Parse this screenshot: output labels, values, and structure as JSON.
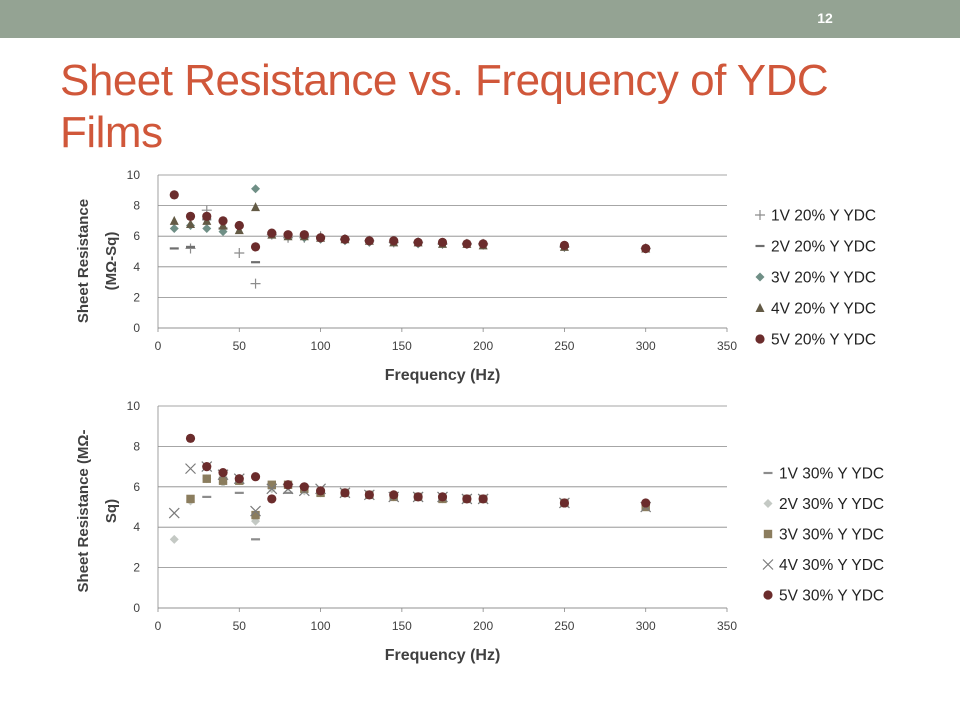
{
  "slide": {
    "page_number": "12",
    "title": "Sheet Resistance vs. Frequency of YDC Films"
  },
  "colors": {
    "topbar": "#94a393",
    "title": "#d0573a",
    "gridline": "#888888",
    "axis_text": "#404040"
  },
  "chart_data": [
    {
      "type": "scatter",
      "title": "",
      "xlabel": "Frequency (Hz)",
      "ylabel_lines": [
        "Sheet Resistance",
        "(MΩ-Sq)"
      ],
      "xlim": [
        0,
        350
      ],
      "ylim": [
        0,
        10
      ],
      "xticks": [
        0,
        50,
        100,
        150,
        200,
        250,
        300,
        350
      ],
      "yticks": [
        0,
        2,
        4,
        6,
        8,
        10
      ],
      "grid": "horizontal",
      "legend_position": "right",
      "series": [
        {
          "name": "1V 20% Y YDC",
          "marker": "plus",
          "color": "#8c8c8c",
          "x": [
            20,
            30,
            50,
            60,
            70,
            80,
            90,
            100,
            115,
            130,
            145,
            160,
            175,
            190,
            200,
            250,
            300
          ],
          "y": [
            5.2,
            7.7,
            4.9,
            2.9,
            6.1,
            5.9,
            5.9,
            6.0,
            5.8,
            5.7,
            5.6,
            5.6,
            5.5,
            5.5,
            5.5,
            5.3,
            5.2
          ]
        },
        {
          "name": "2V 20% Y YDC",
          "marker": "dash",
          "color": "#6e6e6e",
          "x": [
            10,
            20,
            30,
            40,
            50,
            60,
            70,
            80,
            90,
            100,
            115,
            130,
            145,
            160,
            175,
            190,
            200,
            250,
            300
          ],
          "y": [
            5.2,
            5.3,
            7.1,
            6.5,
            6.7,
            4.3,
            6.2,
            6.1,
            6.0,
            5.9,
            5.8,
            5.7,
            5.6,
            5.6,
            5.5,
            5.5,
            5.5,
            5.3,
            5.2
          ]
        },
        {
          "name": "3V 20% Y YDC",
          "marker": "diamond",
          "color": "#6f8f86",
          "x": [
            10,
            20,
            30,
            40,
            50,
            60,
            70,
            80,
            90,
            100,
            115,
            130,
            145,
            160,
            175,
            190,
            200,
            250,
            300
          ],
          "y": [
            6.5,
            6.7,
            6.5,
            6.3,
            6.6,
            9.1,
            6.2,
            6.0,
            5.9,
            5.8,
            5.7,
            5.6,
            5.6,
            5.5,
            5.5,
            5.5,
            5.4,
            5.3,
            5.2
          ]
        },
        {
          "name": "4V 20% Y YDC",
          "marker": "triangle",
          "color": "#635a45",
          "x": [
            10,
            20,
            30,
            40,
            50,
            60,
            70,
            80,
            90,
            100,
            115,
            130,
            145,
            160,
            175,
            190,
            200,
            250,
            300
          ],
          "y": [
            7.0,
            6.8,
            7.0,
            6.7,
            6.4,
            7.9,
            6.1,
            6.0,
            6.0,
            5.9,
            5.8,
            5.7,
            5.6,
            5.6,
            5.5,
            5.5,
            5.4,
            5.3,
            5.2
          ]
        },
        {
          "name": "5V 20% Y YDC",
          "marker": "circle",
          "color": "#6b2c2c",
          "x": [
            10,
            20,
            30,
            40,
            50,
            60,
            70,
            80,
            90,
            100,
            115,
            130,
            145,
            160,
            175,
            190,
            200,
            250,
            300
          ],
          "y": [
            8.7,
            7.3,
            7.3,
            7.0,
            6.7,
            5.3,
            6.2,
            6.1,
            6.1,
            5.9,
            5.8,
            5.7,
            5.7,
            5.6,
            5.6,
            5.5,
            5.5,
            5.4,
            5.2
          ]
        }
      ]
    },
    {
      "type": "scatter",
      "title": "",
      "xlabel": "Frequency (Hz)",
      "ylabel_lines": [
        "Sheet Resistance (MΩ-",
        "Sq)"
      ],
      "xlim": [
        0,
        350
      ],
      "ylim": [
        0,
        10
      ],
      "xticks": [
        0,
        50,
        100,
        150,
        200,
        250,
        300,
        350
      ],
      "yticks": [
        0,
        2,
        4,
        6,
        8,
        10
      ],
      "grid": "horizontal",
      "legend_position": "right",
      "series": [
        {
          "name": "1V 30% Y YDC",
          "marker": "dash",
          "color": "#8c8c8c",
          "x": [
            30,
            50,
            60,
            80
          ],
          "y": [
            5.5,
            5.7,
            3.4,
            5.7
          ]
        },
        {
          "name": "2V 30% Y YDC",
          "marker": "diamond",
          "color": "#c4c9c4",
          "x": [
            10,
            20,
            30,
            40,
            50,
            60,
            70,
            80,
            90,
            100,
            115,
            130,
            145,
            160,
            175,
            190,
            200,
            250,
            300
          ],
          "y": [
            3.4,
            5.3,
            6.4,
            6.2,
            6.3,
            4.3,
            5.9,
            6.0,
            5.8,
            5.7,
            5.7,
            5.6,
            5.5,
            5.5,
            5.4,
            5.4,
            5.4,
            5.2,
            5.1
          ]
        },
        {
          "name": "3V 30% Y YDC",
          "marker": "square",
          "color": "#8b7d5e",
          "x": [
            20,
            30,
            40,
            50,
            60,
            70,
            80,
            90,
            100,
            115,
            130,
            145,
            160,
            175,
            190,
            200,
            250,
            300
          ],
          "y": [
            5.4,
            6.4,
            6.3,
            6.3,
            4.6,
            6.1,
            6.1,
            5.9,
            5.7,
            5.7,
            5.6,
            5.5,
            5.5,
            5.4,
            5.4,
            5.4,
            5.2,
            5.0
          ]
        },
        {
          "name": "4V 30% Y YDC",
          "marker": "x",
          "color": "#7a7a7a",
          "x": [
            10,
            20,
            30,
            40,
            50,
            60,
            70,
            80,
            90,
            100,
            115,
            130,
            145,
            160,
            175,
            190,
            200,
            250,
            300
          ],
          "y": [
            4.7,
            6.9,
            7.0,
            6.6,
            6.4,
            4.8,
            5.9,
            5.9,
            5.8,
            5.9,
            5.7,
            5.6,
            5.5,
            5.5,
            5.5,
            5.4,
            5.4,
            5.2,
            5.0
          ]
        },
        {
          "name": "5V 30% Y YDC",
          "marker": "circle",
          "color": "#6b2c2c",
          "x": [
            20,
            30,
            40,
            50,
            60,
            70,
            80,
            90,
            100,
            115,
            130,
            145,
            160,
            175,
            190,
            200,
            250,
            300
          ],
          "y": [
            8.4,
            7.0,
            6.7,
            6.4,
            6.5,
            5.4,
            6.1,
            6.0,
            5.8,
            5.7,
            5.6,
            5.6,
            5.5,
            5.5,
            5.4,
            5.4,
            5.2,
            5.2
          ]
        }
      ]
    }
  ]
}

• • •

Leave out all pictures, then copy the remaining material exactly.

Parse this screenshot: output labels, values, and structure as JSON.
{
  "slide": {
    "page_number": "12",
    "title": "Sheet Resistance vs. Frequency of YDC Films"
  },
  "colors": {
    "topbar": "#94a393",
    "title": "#d0573a",
    "gridline": "#888888",
    "axis_text": "#404040"
  },
  "chart_data": [
    {
      "type": "scatter",
      "title": "",
      "xlabel": "Frequency (Hz)",
      "ylabel_lines": [
        "Sheet Resistance",
        "(MΩ-Sq)"
      ],
      "xlim": [
        0,
        350
      ],
      "ylim": [
        0,
        10
      ],
      "xticks": [
        0,
        50,
        100,
        150,
        200,
        250,
        300,
        350
      ],
      "yticks": [
        0,
        2,
        4,
        6,
        8,
        10
      ],
      "grid": "horizontal",
      "legend_position": "right",
      "series": [
        {
          "name": "1V 20% Y YDC",
          "marker": "plus",
          "color": "#8c8c8c",
          "x": [
            20,
            30,
            50,
            60,
            70,
            80,
            90,
            100,
            115,
            130,
            145,
            160,
            175,
            190,
            200,
            250,
            300
          ],
          "y": [
            5.2,
            7.7,
            4.9,
            2.9,
            6.1,
            5.9,
            5.9,
            6.0,
            5.8,
            5.7,
            5.6,
            5.6,
            5.5,
            5.5,
            5.5,
            5.3,
            5.2
          ]
        },
        {
          "name": "2V 20% Y YDC",
          "marker": "dash",
          "color": "#6e6e6e",
          "x": [
            10,
            20,
            30,
            40,
            50,
            60,
            70,
            80,
            90,
            100,
            115,
            130,
            145,
            160,
            175,
            190,
            200,
            250,
            300
          ],
          "y": [
            5.2,
            5.3,
            7.1,
            6.5,
            6.7,
            4.3,
            6.2,
            6.1,
            6.0,
            5.9,
            5.8,
            5.7,
            5.6,
            5.6,
            5.5,
            5.5,
            5.5,
            5.3,
            5.2
          ]
        },
        {
          "name": "3V 20% Y YDC",
          "marker": "diamond",
          "color": "#6f8f86",
          "x": [
            10,
            20,
            30,
            40,
            50,
            60,
            70,
            80,
            90,
            100,
            115,
            130,
            145,
            160,
            175,
            190,
            200,
            250,
            300
          ],
          "y": [
            6.5,
            6.7,
            6.5,
            6.3,
            6.6,
            9.1,
            6.2,
            6.0,
            5.9,
            5.8,
            5.7,
            5.6,
            5.6,
            5.5,
            5.5,
            5.5,
            5.4,
            5.3,
            5.2
          ]
        },
        {
          "name": "4V 20% Y YDC",
          "marker": "triangle",
          "color": "#635a45",
          "x": [
            10,
            20,
            30,
            40,
            50,
            60,
            70,
            80,
            90,
            100,
            115,
            130,
            145,
            160,
            175,
            190,
            200,
            250,
            300
          ],
          "y": [
            7.0,
            6.8,
            7.0,
            6.7,
            6.4,
            7.9,
            6.1,
            6.0,
            6.0,
            5.9,
            5.8,
            5.7,
            5.6,
            5.6,
            5.5,
            5.5,
            5.4,
            5.3,
            5.2
          ]
        },
        {
          "name": "5V 20% Y YDC",
          "marker": "circle",
          "color": "#6b2c2c",
          "x": [
            10,
            20,
            30,
            40,
            50,
            60,
            70,
            80,
            90,
            100,
            115,
            130,
            145,
            160,
            175,
            190,
            200,
            250,
            300
          ],
          "y": [
            8.7,
            7.3,
            7.3,
            7.0,
            6.7,
            5.3,
            6.2,
            6.1,
            6.1,
            5.9,
            5.8,
            5.7,
            5.7,
            5.6,
            5.6,
            5.5,
            5.5,
            5.4,
            5.2
          ]
        }
      ]
    },
    {
      "type": "scatter",
      "title": "",
      "xlabel": "Frequency (Hz)",
      "ylabel_lines": [
        "Sheet Resistance (MΩ-",
        "Sq)"
      ],
      "xlim": [
        0,
        350
      ],
      "ylim": [
        0,
        10
      ],
      "xticks": [
        0,
        50,
        100,
        150,
        200,
        250,
        300,
        350
      ],
      "yticks": [
        0,
        2,
        4,
        6,
        8,
        10
      ],
      "grid": "horizontal",
      "legend_position": "right",
      "series": [
        {
          "name": "1V 30% Y YDC",
          "marker": "dash",
          "color": "#8c8c8c",
          "x": [
            30,
            50,
            60,
            80
          ],
          "y": [
            5.5,
            5.7,
            3.4,
            5.7
          ]
        },
        {
          "name": "2V 30% Y YDC",
          "marker": "diamond",
          "color": "#c4c9c4",
          "x": [
            10,
            20,
            30,
            40,
            50,
            60,
            70,
            80,
            90,
            100,
            115,
            130,
            145,
            160,
            175,
            190,
            200,
            250,
            300
          ],
          "y": [
            3.4,
            5.3,
            6.4,
            6.2,
            6.3,
            4.3,
            5.9,
            6.0,
            5.8,
            5.7,
            5.7,
            5.6,
            5.5,
            5.5,
            5.4,
            5.4,
            5.4,
            5.2,
            5.1
          ]
        },
        {
          "name": "3V 30% Y YDC",
          "marker": "square",
          "color": "#8b7d5e",
          "x": [
            20,
            30,
            40,
            50,
            60,
            70,
            80,
            90,
            100,
            115,
            130,
            145,
            160,
            175,
            190,
            200,
            250,
            300
          ],
          "y": [
            5.4,
            6.4,
            6.3,
            6.3,
            4.6,
            6.1,
            6.1,
            5.9,
            5.7,
            5.7,
            5.6,
            5.5,
            5.5,
            5.4,
            5.4,
            5.4,
            5.2,
            5.0
          ]
        },
        {
          "name": "4V 30% Y YDC",
          "marker": "x",
          "color": "#7a7a7a",
          "x": [
            10,
            20,
            30,
            40,
            50,
            60,
            70,
            80,
            90,
            100,
            115,
            130,
            145,
            160,
            175,
            190,
            200,
            250,
            300
          ],
          "y": [
            4.7,
            6.9,
            7.0,
            6.6,
            6.4,
            4.8,
            5.9,
            5.9,
            5.8,
            5.9,
            5.7,
            5.6,
            5.5,
            5.5,
            5.5,
            5.4,
            5.4,
            5.2,
            5.0
          ]
        },
        {
          "name": "5V 30% Y YDC",
          "marker": "circle",
          "color": "#6b2c2c",
          "x": [
            20,
            30,
            40,
            50,
            60,
            70,
            80,
            90,
            100,
            115,
            130,
            145,
            160,
            175,
            190,
            200,
            250,
            300
          ],
          "y": [
            8.4,
            7.0,
            6.7,
            6.4,
            6.5,
            5.4,
            6.1,
            6.0,
            5.8,
            5.7,
            5.6,
            5.6,
            5.5,
            5.5,
            5.4,
            5.4,
            5.2,
            5.2
          ]
        }
      ]
    }
  ]
}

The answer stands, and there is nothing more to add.